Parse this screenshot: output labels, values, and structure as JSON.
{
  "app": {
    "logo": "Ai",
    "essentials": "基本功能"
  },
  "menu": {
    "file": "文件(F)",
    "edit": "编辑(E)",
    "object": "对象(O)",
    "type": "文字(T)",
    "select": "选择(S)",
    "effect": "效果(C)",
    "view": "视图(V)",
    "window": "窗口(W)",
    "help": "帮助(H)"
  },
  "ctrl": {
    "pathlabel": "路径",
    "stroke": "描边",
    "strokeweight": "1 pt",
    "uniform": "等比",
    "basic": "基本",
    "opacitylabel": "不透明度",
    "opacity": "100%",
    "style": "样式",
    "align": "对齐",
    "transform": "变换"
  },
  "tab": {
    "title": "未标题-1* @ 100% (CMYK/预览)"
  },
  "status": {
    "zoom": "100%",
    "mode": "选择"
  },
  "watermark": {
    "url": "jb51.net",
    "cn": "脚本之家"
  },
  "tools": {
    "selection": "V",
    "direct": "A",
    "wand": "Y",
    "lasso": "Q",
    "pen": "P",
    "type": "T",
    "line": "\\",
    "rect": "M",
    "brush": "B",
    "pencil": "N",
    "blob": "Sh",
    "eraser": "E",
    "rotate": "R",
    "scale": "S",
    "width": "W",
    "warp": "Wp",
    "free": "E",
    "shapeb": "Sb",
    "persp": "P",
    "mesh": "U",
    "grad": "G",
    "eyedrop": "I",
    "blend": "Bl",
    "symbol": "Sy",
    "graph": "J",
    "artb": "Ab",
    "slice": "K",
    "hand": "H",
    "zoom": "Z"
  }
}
============
Work instructions
Write out all the data again, exactly as it appears.

Reply to the task
Parse this screenshot: output labels, values, and structure as JSON.
{
  "app": {
    "logo": "Ai",
    "essentials": "基本功能"
  },
  "menu": {
    "file": "文件(F)",
    "edit": "编辑(E)",
    "object": "对象(O)",
    "type": "文字(T)",
    "select": "选择(S)",
    "effect": "效果(C)",
    "view": "视图(V)",
    "window": "窗口(W)",
    "help": "帮助(H)"
  },
  "ctrl": {
    "pathlabel": "路径",
    "stroke": "描边",
    "strokeweight": "1 pt",
    "uniform": "等比",
    "basic": "基本",
    "opacitylabel": "不透明度",
    "opacity": "100%",
    "style": "样式",
    "align": "对齐",
    "transform": "变换"
  },
  "tab": {
    "title": "未标题-1* @ 100% (CMYK/预览)"
  },
  "status": {
    "zoom": "100%",
    "mode": "选择"
  },
  "watermark": {
    "url": "jb51.net",
    "cn": "脚本之家"
  },
  "tools": {
    "selection": "V",
    "direct": "A",
    "wand": "Y",
    "lasso": "Q",
    "pen": "P",
    "type": "T",
    "line": "\\",
    "rect": "M",
    "brush": "B",
    "pencil": "N",
    "blob": "Sh",
    "eraser": "E",
    "rotate": "R",
    "scale": "S",
    "width": "W",
    "warp": "Wp",
    "free": "E",
    "shapeb": "Sb",
    "persp": "P",
    "mesh": "U",
    "grad": "G",
    "eyedrop": "I",
    "blend": "Bl",
    "symbol": "Sy",
    "graph": "J",
    "artb": "Ab",
    "slice": "K",
    "hand": "H",
    "zoom": "Z"
  }
}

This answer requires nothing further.